## Stated problem
Give the number of lines holding the string "family", and nothing else.

## Listed entries
----------------

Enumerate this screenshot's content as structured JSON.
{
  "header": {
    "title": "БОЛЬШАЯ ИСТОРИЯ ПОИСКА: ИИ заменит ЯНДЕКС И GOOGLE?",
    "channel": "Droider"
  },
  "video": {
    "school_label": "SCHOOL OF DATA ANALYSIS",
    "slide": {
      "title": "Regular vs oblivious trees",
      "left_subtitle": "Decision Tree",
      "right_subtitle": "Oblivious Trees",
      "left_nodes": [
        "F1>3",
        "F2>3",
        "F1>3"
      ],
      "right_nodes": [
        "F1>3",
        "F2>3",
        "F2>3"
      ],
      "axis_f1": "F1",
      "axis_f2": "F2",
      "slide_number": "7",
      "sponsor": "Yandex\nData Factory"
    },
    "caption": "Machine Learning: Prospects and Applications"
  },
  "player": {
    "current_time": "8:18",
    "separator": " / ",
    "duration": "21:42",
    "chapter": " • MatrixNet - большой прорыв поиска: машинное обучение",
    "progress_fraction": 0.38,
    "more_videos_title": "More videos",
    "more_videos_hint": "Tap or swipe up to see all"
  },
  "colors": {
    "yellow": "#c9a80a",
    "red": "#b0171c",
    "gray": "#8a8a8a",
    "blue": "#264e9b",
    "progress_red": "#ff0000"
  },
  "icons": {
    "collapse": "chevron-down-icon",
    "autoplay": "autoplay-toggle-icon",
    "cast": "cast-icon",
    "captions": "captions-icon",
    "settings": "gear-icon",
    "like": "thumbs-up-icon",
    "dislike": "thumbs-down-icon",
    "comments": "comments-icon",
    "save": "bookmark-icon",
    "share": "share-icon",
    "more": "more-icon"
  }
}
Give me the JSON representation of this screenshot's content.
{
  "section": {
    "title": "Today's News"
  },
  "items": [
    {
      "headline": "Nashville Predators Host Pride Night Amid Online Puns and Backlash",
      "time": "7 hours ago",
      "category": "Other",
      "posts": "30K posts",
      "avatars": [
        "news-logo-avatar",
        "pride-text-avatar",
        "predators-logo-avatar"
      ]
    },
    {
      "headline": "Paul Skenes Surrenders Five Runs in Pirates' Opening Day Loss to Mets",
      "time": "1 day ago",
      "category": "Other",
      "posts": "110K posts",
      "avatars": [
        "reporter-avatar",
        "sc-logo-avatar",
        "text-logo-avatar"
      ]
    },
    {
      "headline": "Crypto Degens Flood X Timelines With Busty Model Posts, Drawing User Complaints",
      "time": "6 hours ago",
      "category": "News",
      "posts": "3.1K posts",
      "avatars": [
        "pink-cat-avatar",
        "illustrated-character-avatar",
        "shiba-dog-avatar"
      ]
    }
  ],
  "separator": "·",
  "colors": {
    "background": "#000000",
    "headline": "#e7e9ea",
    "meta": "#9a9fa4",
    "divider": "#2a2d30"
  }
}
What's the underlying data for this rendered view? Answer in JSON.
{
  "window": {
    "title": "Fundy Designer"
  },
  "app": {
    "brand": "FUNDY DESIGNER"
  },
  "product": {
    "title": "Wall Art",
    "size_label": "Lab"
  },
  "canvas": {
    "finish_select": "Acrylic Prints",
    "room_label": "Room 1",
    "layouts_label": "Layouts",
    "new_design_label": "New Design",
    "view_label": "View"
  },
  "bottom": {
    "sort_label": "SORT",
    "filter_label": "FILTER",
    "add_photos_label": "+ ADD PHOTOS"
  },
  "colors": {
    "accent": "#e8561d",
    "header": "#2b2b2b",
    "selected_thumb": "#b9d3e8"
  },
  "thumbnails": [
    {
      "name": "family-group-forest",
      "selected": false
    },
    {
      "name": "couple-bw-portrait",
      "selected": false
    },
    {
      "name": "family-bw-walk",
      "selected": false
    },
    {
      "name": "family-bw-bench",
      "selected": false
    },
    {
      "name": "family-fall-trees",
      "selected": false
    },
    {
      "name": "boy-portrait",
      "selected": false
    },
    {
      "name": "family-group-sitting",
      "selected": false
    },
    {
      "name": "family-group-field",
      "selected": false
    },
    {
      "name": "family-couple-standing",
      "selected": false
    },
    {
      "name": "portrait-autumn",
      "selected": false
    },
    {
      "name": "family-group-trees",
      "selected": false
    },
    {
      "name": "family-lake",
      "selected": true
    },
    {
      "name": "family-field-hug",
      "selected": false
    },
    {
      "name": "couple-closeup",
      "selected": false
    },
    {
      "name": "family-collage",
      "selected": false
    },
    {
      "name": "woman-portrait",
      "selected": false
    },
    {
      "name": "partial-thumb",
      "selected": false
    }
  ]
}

----------------

## Written solution
11